/---
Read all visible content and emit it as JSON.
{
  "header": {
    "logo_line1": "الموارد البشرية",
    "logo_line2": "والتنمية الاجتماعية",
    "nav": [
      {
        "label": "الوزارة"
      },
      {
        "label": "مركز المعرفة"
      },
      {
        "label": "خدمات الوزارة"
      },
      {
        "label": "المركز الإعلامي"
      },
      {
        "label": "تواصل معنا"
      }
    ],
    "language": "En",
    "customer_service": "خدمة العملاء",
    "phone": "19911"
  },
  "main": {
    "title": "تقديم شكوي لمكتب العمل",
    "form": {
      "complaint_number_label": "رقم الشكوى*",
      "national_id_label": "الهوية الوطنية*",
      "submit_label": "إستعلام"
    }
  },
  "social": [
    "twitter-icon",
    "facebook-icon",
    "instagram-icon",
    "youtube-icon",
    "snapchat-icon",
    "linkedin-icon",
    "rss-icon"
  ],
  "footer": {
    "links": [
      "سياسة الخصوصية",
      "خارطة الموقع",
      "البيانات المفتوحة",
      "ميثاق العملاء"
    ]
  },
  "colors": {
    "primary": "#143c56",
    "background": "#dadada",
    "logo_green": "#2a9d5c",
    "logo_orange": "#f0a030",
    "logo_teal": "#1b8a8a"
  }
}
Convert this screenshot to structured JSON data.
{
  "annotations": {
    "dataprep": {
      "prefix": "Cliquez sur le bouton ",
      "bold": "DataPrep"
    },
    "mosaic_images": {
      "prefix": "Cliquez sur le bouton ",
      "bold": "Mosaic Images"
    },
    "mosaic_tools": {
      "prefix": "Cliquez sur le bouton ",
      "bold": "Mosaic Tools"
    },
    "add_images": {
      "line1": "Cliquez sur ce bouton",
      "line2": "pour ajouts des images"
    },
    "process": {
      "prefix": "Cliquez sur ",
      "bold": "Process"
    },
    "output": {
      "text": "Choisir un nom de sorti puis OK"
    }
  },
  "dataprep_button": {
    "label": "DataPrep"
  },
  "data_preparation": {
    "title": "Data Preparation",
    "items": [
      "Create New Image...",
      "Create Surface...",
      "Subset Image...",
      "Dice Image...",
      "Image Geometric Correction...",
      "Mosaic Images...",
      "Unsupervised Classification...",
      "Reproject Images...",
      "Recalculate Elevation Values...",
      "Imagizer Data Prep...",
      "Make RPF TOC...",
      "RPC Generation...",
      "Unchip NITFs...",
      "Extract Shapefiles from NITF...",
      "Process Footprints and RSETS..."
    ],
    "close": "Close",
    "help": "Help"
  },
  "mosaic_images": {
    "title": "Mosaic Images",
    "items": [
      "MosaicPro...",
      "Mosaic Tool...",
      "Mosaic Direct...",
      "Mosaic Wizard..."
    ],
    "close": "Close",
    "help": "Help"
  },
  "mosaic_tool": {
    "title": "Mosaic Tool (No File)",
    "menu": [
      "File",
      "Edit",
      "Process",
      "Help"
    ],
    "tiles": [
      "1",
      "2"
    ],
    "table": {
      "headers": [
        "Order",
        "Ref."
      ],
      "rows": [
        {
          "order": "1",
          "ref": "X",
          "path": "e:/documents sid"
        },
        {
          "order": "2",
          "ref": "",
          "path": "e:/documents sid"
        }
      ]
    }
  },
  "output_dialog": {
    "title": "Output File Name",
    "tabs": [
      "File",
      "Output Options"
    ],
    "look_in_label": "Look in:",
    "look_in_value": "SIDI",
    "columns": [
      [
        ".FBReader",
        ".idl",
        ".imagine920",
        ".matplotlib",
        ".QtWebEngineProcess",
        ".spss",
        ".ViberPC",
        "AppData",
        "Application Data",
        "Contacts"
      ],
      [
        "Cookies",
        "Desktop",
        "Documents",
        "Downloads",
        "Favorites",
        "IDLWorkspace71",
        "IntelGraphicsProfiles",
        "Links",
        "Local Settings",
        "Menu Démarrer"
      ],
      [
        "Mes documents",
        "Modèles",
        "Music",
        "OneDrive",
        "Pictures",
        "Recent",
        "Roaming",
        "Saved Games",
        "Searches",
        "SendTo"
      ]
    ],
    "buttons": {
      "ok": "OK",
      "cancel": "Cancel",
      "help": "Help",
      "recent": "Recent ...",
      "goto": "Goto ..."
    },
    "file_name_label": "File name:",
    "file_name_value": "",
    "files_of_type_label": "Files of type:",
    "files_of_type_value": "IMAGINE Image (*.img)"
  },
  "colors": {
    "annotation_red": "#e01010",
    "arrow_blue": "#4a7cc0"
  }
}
\---
/---
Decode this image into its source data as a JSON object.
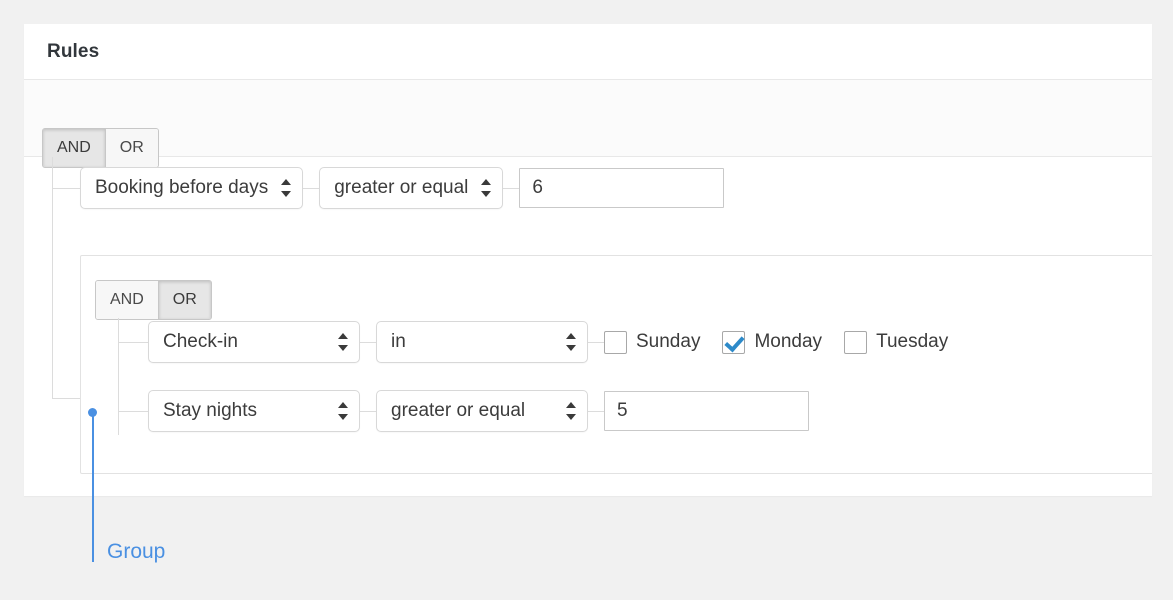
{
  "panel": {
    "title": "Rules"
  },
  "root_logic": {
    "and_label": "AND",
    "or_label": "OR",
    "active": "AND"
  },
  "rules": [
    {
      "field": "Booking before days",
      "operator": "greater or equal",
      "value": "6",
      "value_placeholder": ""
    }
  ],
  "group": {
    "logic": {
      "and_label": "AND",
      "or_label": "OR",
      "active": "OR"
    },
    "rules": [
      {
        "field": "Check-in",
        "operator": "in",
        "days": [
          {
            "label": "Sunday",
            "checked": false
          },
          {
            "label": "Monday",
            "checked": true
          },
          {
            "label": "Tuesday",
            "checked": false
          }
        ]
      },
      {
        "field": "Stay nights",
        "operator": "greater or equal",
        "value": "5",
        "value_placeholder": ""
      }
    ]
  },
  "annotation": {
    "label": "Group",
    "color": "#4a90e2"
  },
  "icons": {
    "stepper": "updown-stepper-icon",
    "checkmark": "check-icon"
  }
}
\---
* **TASK DIRECTIONS**
Identify the lines that contain the string "operator", and copy every one of them.

* **EXERCISE RESULT**
      "operator": "greater or equal",
        "operator": "in",
        "operator": "greater or equal",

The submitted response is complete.